(Records)
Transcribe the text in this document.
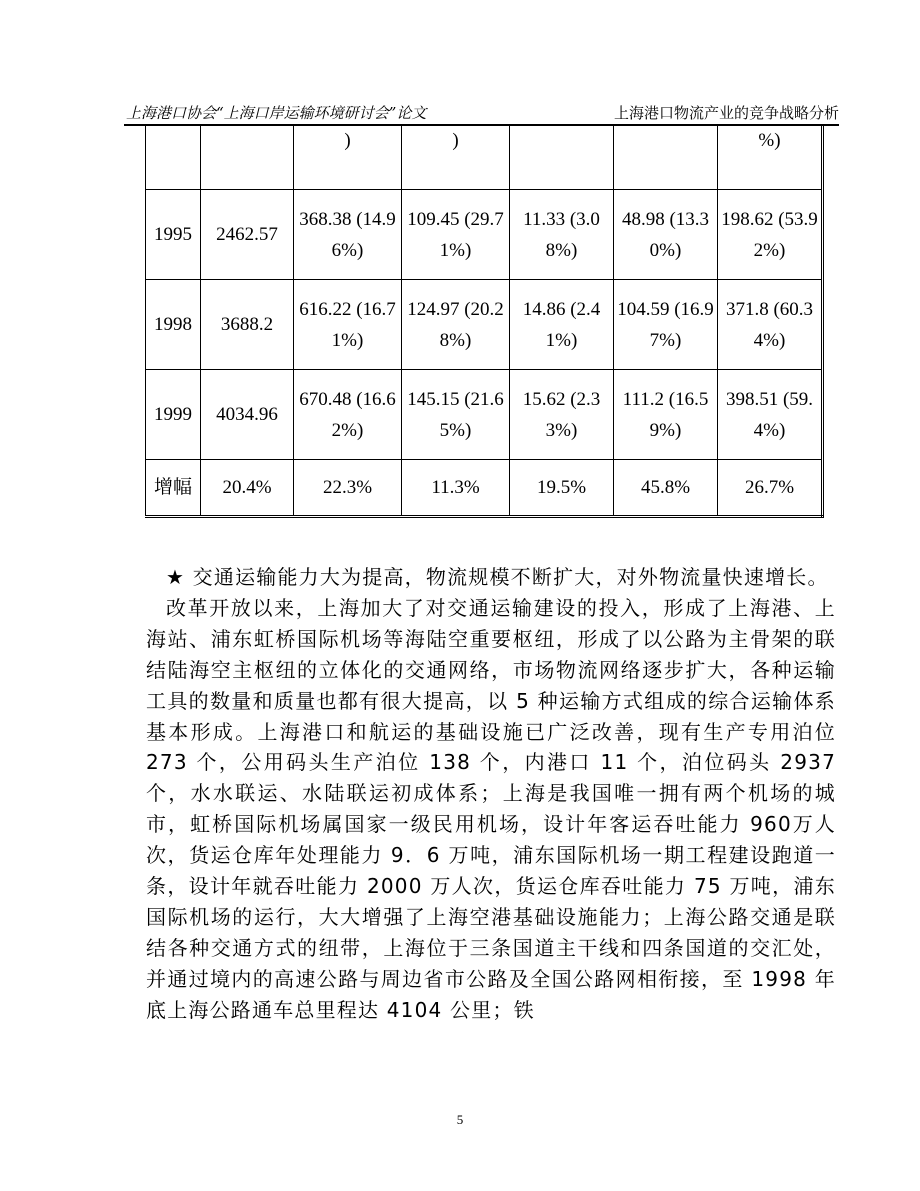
上海港口协会“上海口岸运输环境研讨会”论文	上海港口物流产业的竞争战略分析

		)	)			%)

1995	2462.57	368.38 (14.96%)	109.45 (29.71%)	11.33 (3.08%)	48.98 (13.30%)	198.62 (53.92%)

1998	3688.2	616.22 (16.71%)	124.97 (20.28%)	14.86 (2.41%)	104.59 (16.97%)	371.8 (60.34%)

1999	4034.96	670.48 (16.62%)	145.15 (21.65%)	15.62 (2.33%)	111.2 (16.59%)	398.51 (59.4%)

增幅	20.4%	22.3%	11.3%	19.5%	45.8%	26.7%

★ 交通运输能力大为提高，物流规模不断扩大，对外物流量快速增长。

改革开放以来，上海加大了对交通运输建设的投入，形成了上海港、上海站、浦东虹桥国际机场等海陆空重要枢纽，形成了以公路为主骨架的联结陆海空主枢纽的立体化的交通网络，市场物流网络逐步扩大，各种运输工具的数量和质量也都有很大提高，以 5 种运输方式组成的综合运输体系基本形成。上海港口和航运的基础设施已广泛改善，现有生产专用泊位 273 个，公用码头生产泊位 138 个，内港口 11 个，泊位码头 2937 个，水水联运、水陆联运初成体系；上海是我国唯一拥有两个机场的城市，虹桥国际机场属国家一级民用机场，设计年客运吞吐能力 960万人次，货运仓库年处理能力 9．6 万吨，浦东国际机场一期工程建设跑道一条，设计年就吞吐能力 2000 万人次，货运仓库吞吐能力 75 万吨，浦东国际机场的运行，大大增强了上海空港基础设施能力；上海公路交通是联结各种交通方式的纽带，上海位于三条国道主干线和四条国道的交汇处，并通过境内的高速公路与周边省市公路及全国公路网相衔接，至 1998 年底上海公路通车总里程达 4104 公里；铁

5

:: WHAT THE EXERCISE ASKS ::
Without the pictures, return all the records precisely as they stand.

:: EXERCISE RESULT ::
Transcribe the text in this document.
上海港口协会“上海口岸运输环境研讨会”论文	上海港口物流产业的竞争战略分析

		)	)			%)

1995	2462.57	368.38 (14.96%)	109.45 (29.71%)	11.33 (3.08%)	48.98 (13.30%)	198.62 (53.92%)

1998	3688.2	616.22 (16.71%)	124.97 (20.28%)	14.86 (2.41%)	104.59 (16.97%)	371.8 (60.34%)

1999	4034.96	670.48 (16.62%)	145.15 (21.65%)	15.62 (2.33%)	111.2 (16.59%)	398.51 (59.4%)

增幅	20.4%	22.3%	11.3%	19.5%	45.8%	26.7%

★ 交通运输能力大为提高，物流规模不断扩大，对外物流量快速增长。

改革开放以来，上海加大了对交通运输建设的投入，形成了上海港、上海站、浦东虹桥国际机场等海陆空重要枢纽，形成了以公路为主骨架的联结陆海空主枢纽的立体化的交通网络，市场物流网络逐步扩大，各种运输工具的数量和质量也都有很大提高，以 5 种运输方式组成的综合运输体系基本形成。上海港口和航运的基础设施已广泛改善，现有生产专用泊位 273 个，公用码头生产泊位 138 个，内港口 11 个，泊位码头 2937 个，水水联运、水陆联运初成体系；上海是我国唯一拥有两个机场的城市，虹桥国际机场属国家一级民用机场，设计年客运吞吐能力 960万人次，货运仓库年处理能力 9．6 万吨，浦东国际机场一期工程建设跑道一条，设计年就吞吐能力 2000 万人次，货运仓库吞吐能力 75 万吨，浦东国际机场的运行，大大增强了上海空港基础设施能力；上海公路交通是联结各种交通方式的纽带，上海位于三条国道主干线和四条国道的交汇处，并通过境内的高速公路与周边省市公路及全国公路网相衔接，至 1998 年底上海公路通车总里程达 4104 公里；铁

5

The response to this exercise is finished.